### WORK TO BE COMPLETED
Sort through the entries below and pull out lines containing the word "does".

### SUPPLIED DATA
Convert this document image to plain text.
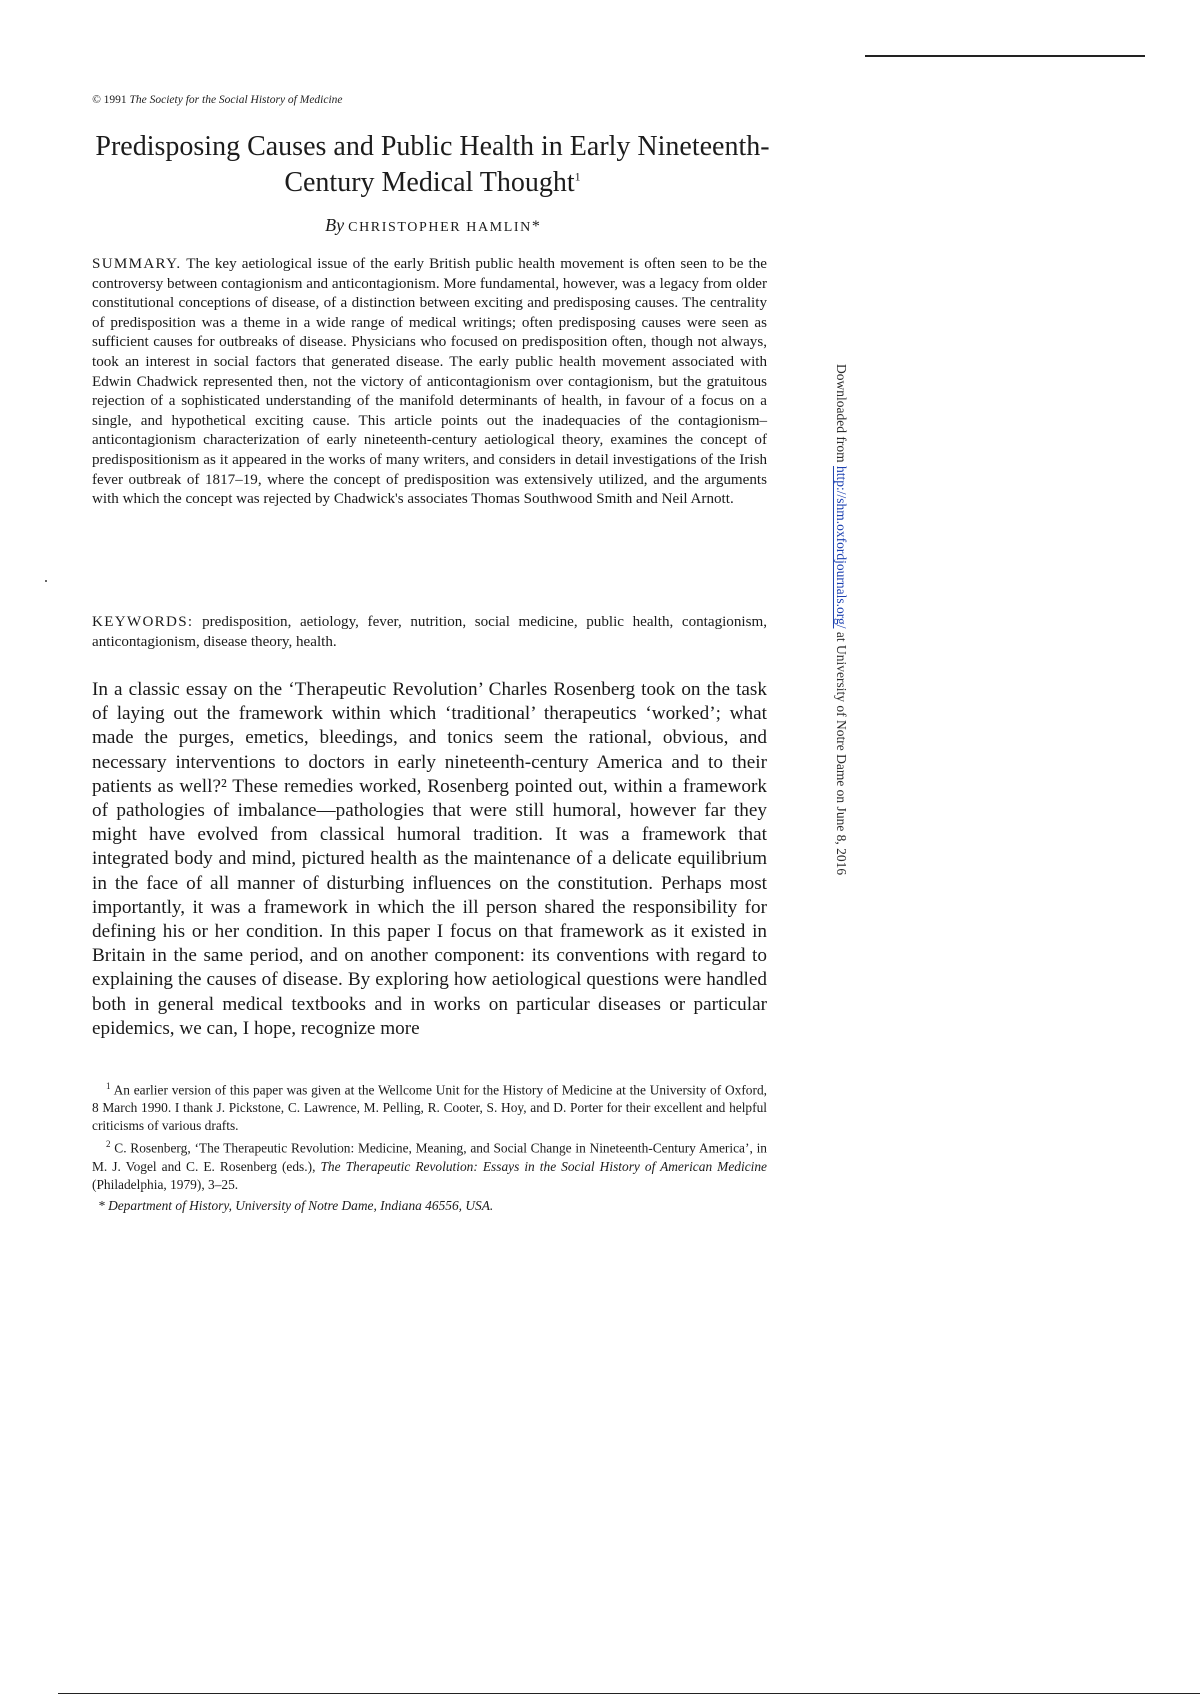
© 1991 The Society for the Social History of Medicine
Predisposing Causes and Public Health in Early Nineteenth-Century Medical Thought$^1$
By CHRISTOPHER HAMLIN*

SUMMARY. The key aetiological issue of the early British public health movement is often seen to be the controversy between contagionism and anticontagionism. More fundamental, however, was a legacy from older constitutional conceptions of disease, of a distinction between exciting and predisposing causes. The centrality of predisposition was a theme in a wide range of medical writings; often predisposing causes were seen as sufficient causes for outbreaks of disease. Physicians who focused on predisposition often, though not always, took an interest in social factors that generated disease. The early public health movement associated with Edwin Chadwick represented then, not the victory of anticontagionism over contagionism, but the gratuitous rejection of a sophisticated understanding of the manifold determinants of health, in favour of a focus on a single, and hypothetical exciting cause. This article points out the inadequacies of the contagionism–anticontagionism characterization of early nineteenth-century aetiological theory, examines the concept of predispositionism as it appeared in the works of many writers, and considers in detail investigations of the Irish fever outbreak of 1817–19, where the concept of predisposition was extensively utilized, and the arguments with which the concept was rejected by Chadwick's associates Thomas Southwood Smith and Neil Arnott.

KEYWORDS: predisposition, aetiology, fever, nutrition, social medicine, public health, contagionism, anticontagionism, disease theory, health.

In a classic essay on the ‘Therapeutic Revolution’ Charles Rosenberg took on the task of laying out the framework within which ‘traditional’ therapeutics ‘worked’; what made the purges, emetics, bleedings, and tonics seem the rational, obvious, and necessary interventions to doctors in early nineteenth-century America and to their patients as well?² These remedies worked, Rosenberg pointed out, within a framework of pathologies of imbalance—pathologies that were still humoral, however far they might have evolved from classical humoral tradition. It was a framework that integrated body and mind, pictured health as the maintenance of a delicate equilibrium in the face of all manner of disturbing influences on the constitution. Perhaps most importantly, it was a framework in which the ill person shared the responsibility for defining his or her condition. In this paper I focus on that framework as it existed in Britain in the same period, and on another component: its conventions with regard to explaining the causes of disease. By exploring how aetiological questions were handled both in general medical textbooks and in works on particular diseases or particular epidemics, we can, I hope, recognize more

$^1$ An earlier version of this paper was given at the Wellcome Unit for the History of Medicine at the University of Oxford, 8 March 1990. I thank J. Pickstone, C. Lawrence, M. Pelling, R. Cooter, S. Hoy, and D. Porter for their excellent and helpful criticisms of various drafts.

$^2$ C. Rosenberg, ‘The Therapeutic Revolution: Medicine, Meaning, and Social Change in Nineteenth-Century America’, in M. J. Vogel and C. E. Rosenberg (eds.), The Therapeutic Revolution: Essays in the Social History of American Medicine (Philadelphia, 1979), 3–25.

* Department of History, University of Notre Dame, Indiana 46556, USA.

Downloaded from http://shm.oxfordjournals.org/ at University of Notre Dame on June 8, 2016
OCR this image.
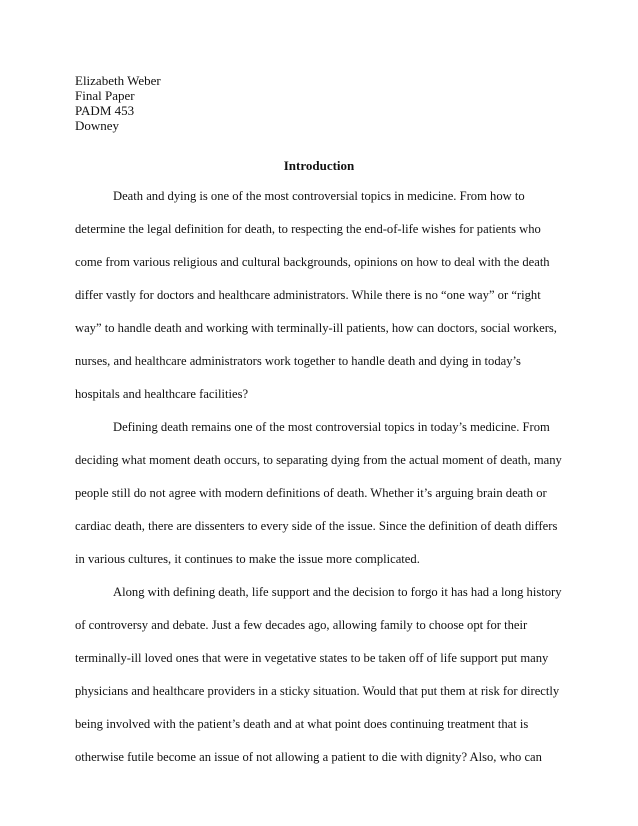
Elizabeth Weber
Final Paper
PADM 453
Downey
Introduction
Death and dying is one of the most controversial topics in medicine. From how to
determine the legal definition for death, to respecting the end-of-life wishes for patients who
come from various religious and cultural backgrounds, opinions on how to deal with the death
differ vastly for doctors and healthcare administrators. While there is no “one way” or “right
way” to handle death and working with terminally-ill patients, how can doctors, social workers,
nurses, and healthcare administrators work together to handle death and dying in today’s
hospitals and healthcare facilities?
Defining death remains one of the most controversial topics in today’s medicine. From
deciding what moment death occurs, to separating dying from the actual moment of death, many
people still do not agree with modern definitions of death. Whether it’s arguing brain death or
cardiac death, there are dissenters to every side of the issue. Since the definition of death differs
in various cultures, it continues to make the issue more complicated.
Along with defining death, life support and the decision to forgo it has had a long history
of controversy and debate. Just a few decades ago, allowing family to choose opt for their
terminally-ill loved ones that were in vegetative states to be taken off of life support put many
physicians and healthcare providers in a sticky situation. Would that put them at risk for directly
being involved with the patient’s death and at what point does continuing treatment that is
otherwise futile become an issue of not allowing a patient to die with dignity? Also, who can
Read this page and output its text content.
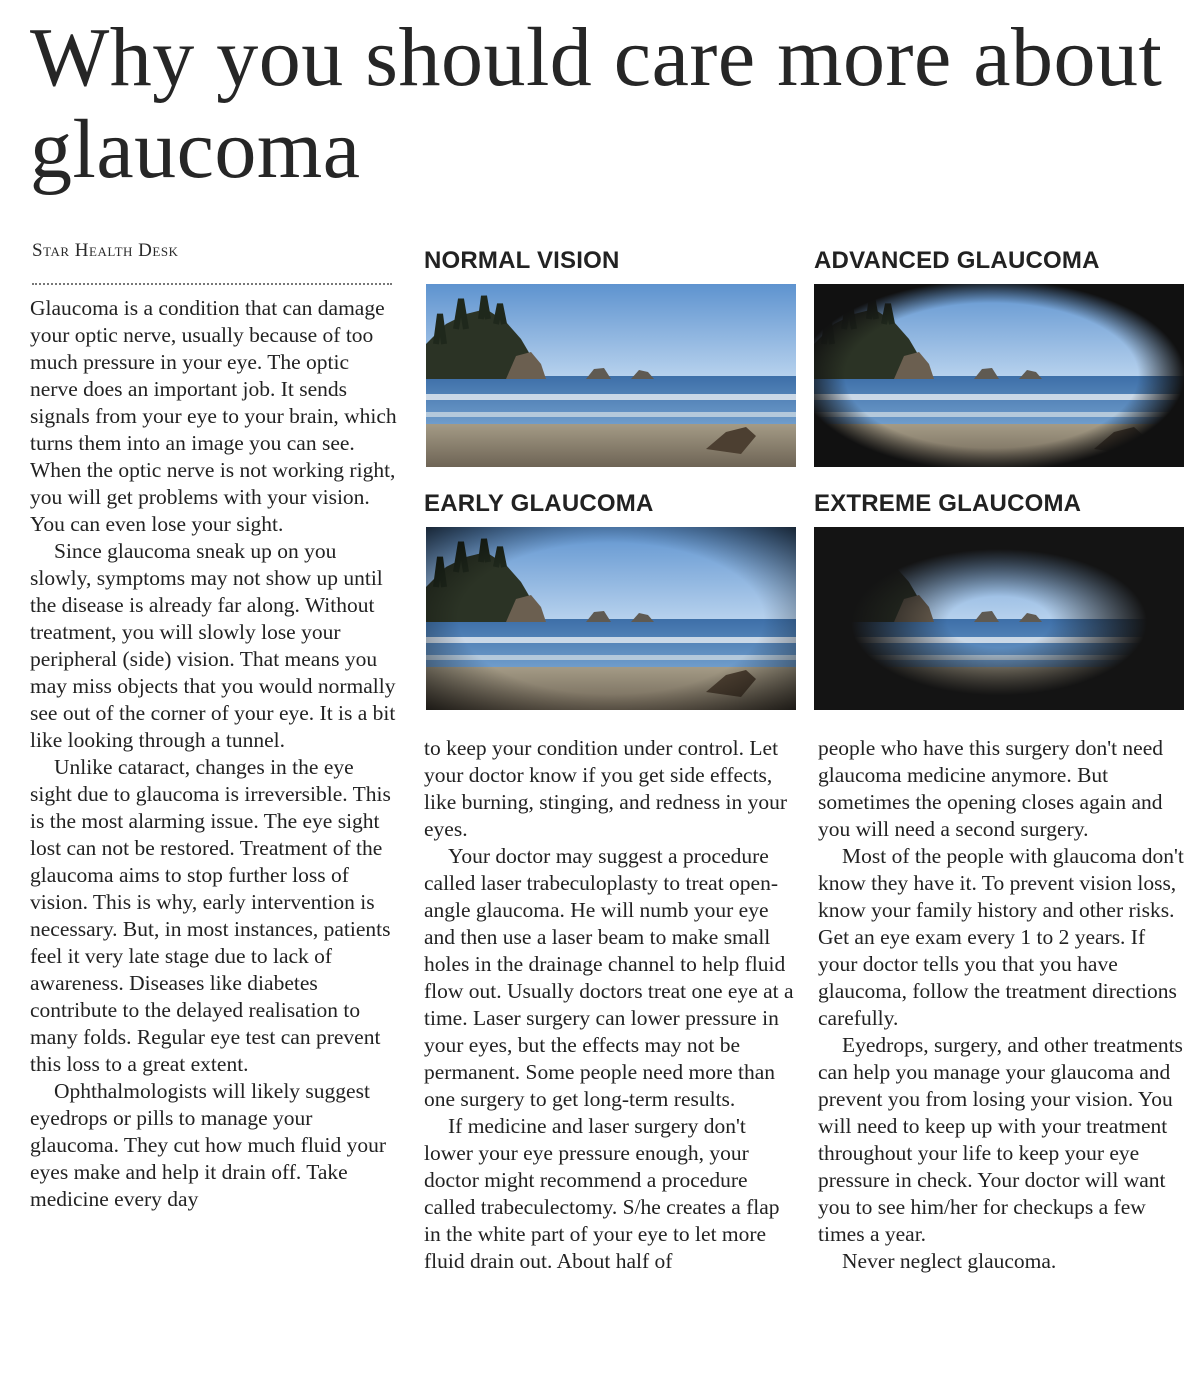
Why you should care more about glaucoma
Star Health Desk

Glaucoma is a condition that can damage your optic nerve, usually because of too much pressure in your eye. The optic nerve does an important job. It sends signals from your eye to your brain, which turns them into an image you can see. When the optic nerve is not working right, you will get problems with your vision. You can even lose your sight.

Since glaucoma sneak up on you slowly, symptoms may not show up until the disease is already far along. Without treatment, you will slowly lose your peripheral (side) vision. That means you may miss objects that you would normally see out of the corner of your eye. It is a bit like looking through a tunnel.

Unlike cataract, changes in the eye sight due to glaucoma is irreversible. This is the most alarming issue. The eye sight lost can not be restored. Treatment of the glaucoma aims to stop further loss of vision. This is why, early intervention is necessary. But, in most instances, patients feel it very late stage due to lack of awareness. Diseases like diabetes contribute to the delayed realisation to many folds. Regular eye test can prevent this loss to a great extent.

Ophthalmologists will likely suggest eyedrops or pills to manage your glaucoma. They cut how much fluid your eyes make and help it drain off. Take medicine every day

NORMAL VISION	ADVANCED GLAUCOMA
EARLY GLAUCOMA	EXTREME GLAUCOMA

to keep your condition under control. Let your doctor know if you get side effects, like burning, stinging, and redness in your eyes.

Your doctor may suggest a procedure called laser trabeculoplasty to treat open-angle glaucoma. He will numb your eye and then use a laser beam to make small holes in the drainage channel to help fluid flow out. Usually doctors treat one eye at a time. Laser surgery can lower pressure in your eyes, but the effects may not be permanent. Some people need more than one surgery to get long-term results.

If medicine and laser surgery don't lower your eye pressure enough, your doctor might recommend a procedure called trabeculectomy. S/he creates a flap in the white part of your eye to let more fluid drain out. About half of

people who have this surgery don't need glaucoma medicine anymore. But sometimes the opening closes again and you will need a second surgery.

Most of the people with glaucoma don't know they have it. To prevent vision loss, know your family history and other risks. Get an eye exam every 1 to 2 years. If your doctor tells you that you have glaucoma, follow the treatment directions carefully.

Eyedrops, surgery, and other treatments can help you manage your glaucoma and prevent you from losing your vision. You will need to keep up with your treatment throughout your life to keep your eye pressure in check. Your doctor will want you to see him/her for checkups a few times a year.

Never neglect glaucoma.
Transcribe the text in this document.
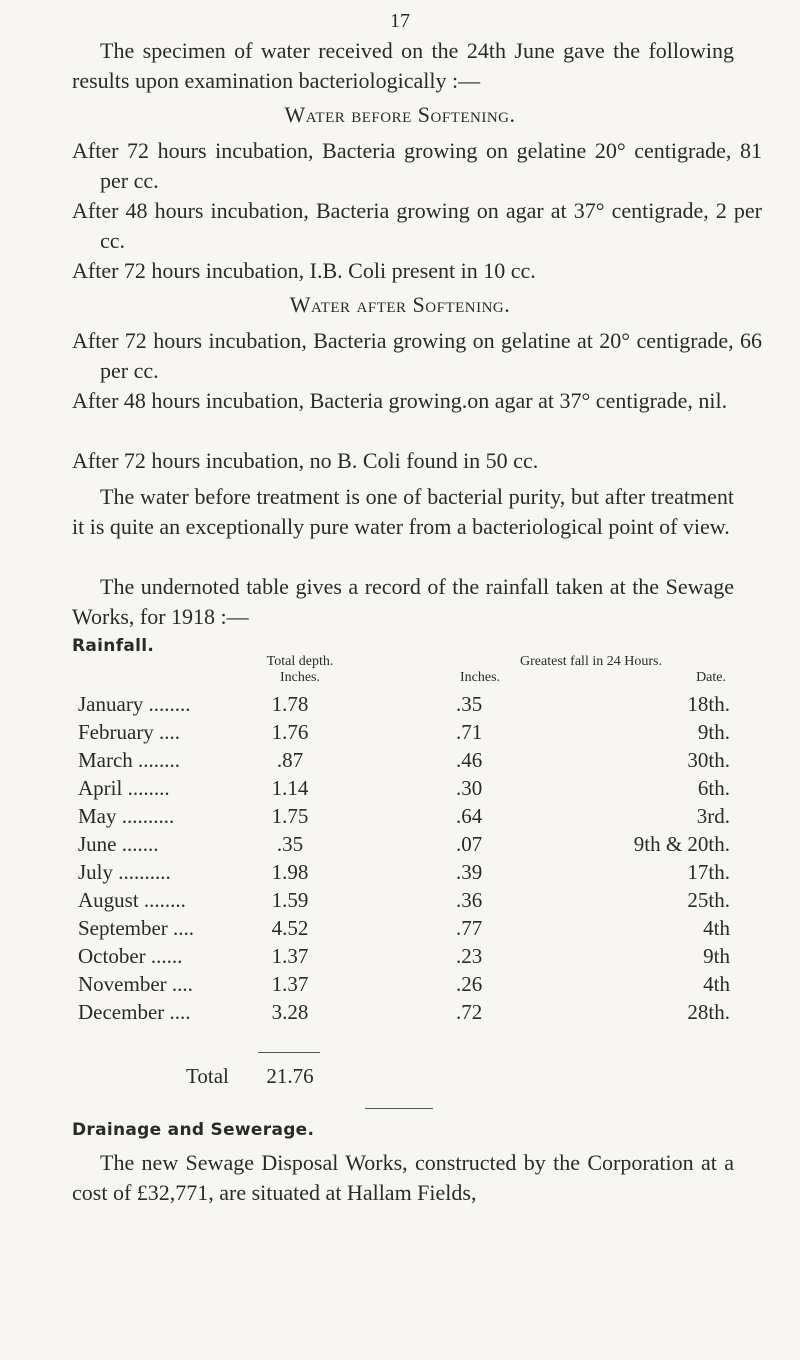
17
The specimen of water received on the 24th June gave the following results upon examination bacteriologically :—
Water before Softening.
After 72 hours incubation, Bacteria growing on gelatine 20° centigrade, 81 per cc.
After 48 hours incubation, Bacteria growing on agar at 37° centigrade, 2 per cc.
After 72 hours incubation, I.B. Coli present in 10 cc.
Water after Softening.
After 72 hours incubation, Bacteria growing on gelatine at 20° centigrade, 66 per cc.
After 48 hours incubation, Bacteria growing.on agar at 37° centigrade, nil.
After 72 hours incubation, no B. Coli found in 50 cc.
The water before treatment is one of bacterial purity, but after treatment it is quite an exceptionally pure water from a bacteriological point of view.
The undernoted table gives a record of the rainfall taken at the Sewage Works, for 1918 :—
Rainfall.
Total depth.
Inches.
Greatest fall in 24 Hours.
Inches.	Date.
January ........	1.78	.35	18th.
February ....	1.76	.71	9th.
March ........	.87	.46	30th.
April ........	1.14	.30	6th.
May ..........	1.75	.64	3rd.
June .......	.35	.07	9th & 20th.
July ..........	1.98	.39	17th.
August ........	1.59	.36	25th.
September ....	4.52	.77	4th
October ......	1.37	.23	9th
November ....	1.37	.26	4th
December ....	3.28	.72	28th.
Total	21.76
Drainage and Sewerage.
The new Sewage Disposal Works, constructed by the Corporation at a cost of £32,771, are situated at Hallam Fields,
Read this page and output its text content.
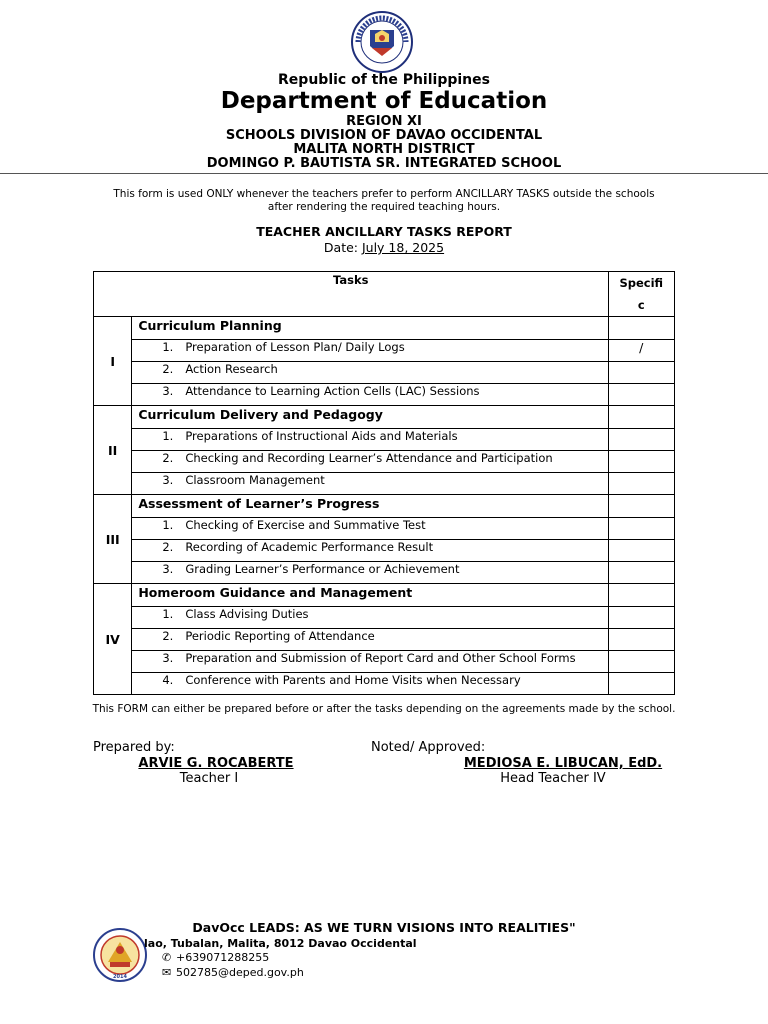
Republic of the Philippines
Department of Education
REGION XI
SCHOOLS DIVISION OF DAVAO OCCIDENTAL
MALITA NORTH DISTRICT
DOMINGO P. BAUTISTA SR. INTEGRATED SCHOOL
This form is used ONLY whenever the teachers prefer to perform ANCILLARY TASKS outside the schools after rendering the required teaching hours.
TEACHER ANCILLARY TASKS REPORT
Date: July 18, 2025
Tasks		Specifi
c
I	Curriculum Planning	
	1. Preparation of Lesson Plan/ Daily Logs	/
	2. Action Research	
	3. Attendance to Learning Action Cells (LAC) Sessions	
II	Curriculum Delivery and Pedagogy	
	1. Preparations of Instructional Aids and Materials	
	2. Checking and Recording Learner’s Attendance and Participation	
	3. Classroom Management	
III	Assessment of Learner’s Progress	
	1. Checking of Exercise and Summative Test	
	2. Recording of Academic Performance Result	
	3. Grading Learner’s Performance or Achievement	
IV	Homeroom Guidance and Management	
	1. Class Advising Duties	
	2. Periodic Reporting of Attendance	
	3. Preparation and Submission of Report Card and Other School Forms	
	4. Conference with Parents and Home Visits when Necessary	
This FORM can either be prepared before or after the tasks depending on the agreements made by the school.
Prepared by:
ARVIE G. ROCABERTE
Teacher I
Noted/ Approved:
MEDIOSA E. LIBUCAN, EdD.
Head Teacher IV
DavOcc LEADS: AS WE TURN VISIONS INTO REALITIES"
2014
lao, Tubalan, Malita, 8012 Davao Occidental
✆ +639071288255
✉ 502785@deped.gov.ph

### EXPECTED ANSWER
being involved with the patient’s death and at what point does continuing treatment that is
Glaucoma is a condition that can damage your optic nerve, usually because of too much pressure in your eye. The optic nerve does an important job. It sends signals from your eye to your brain, which turns them into an image you can see. When the optic nerve is not working right, you will get problems with your vision. You can even lose your sight.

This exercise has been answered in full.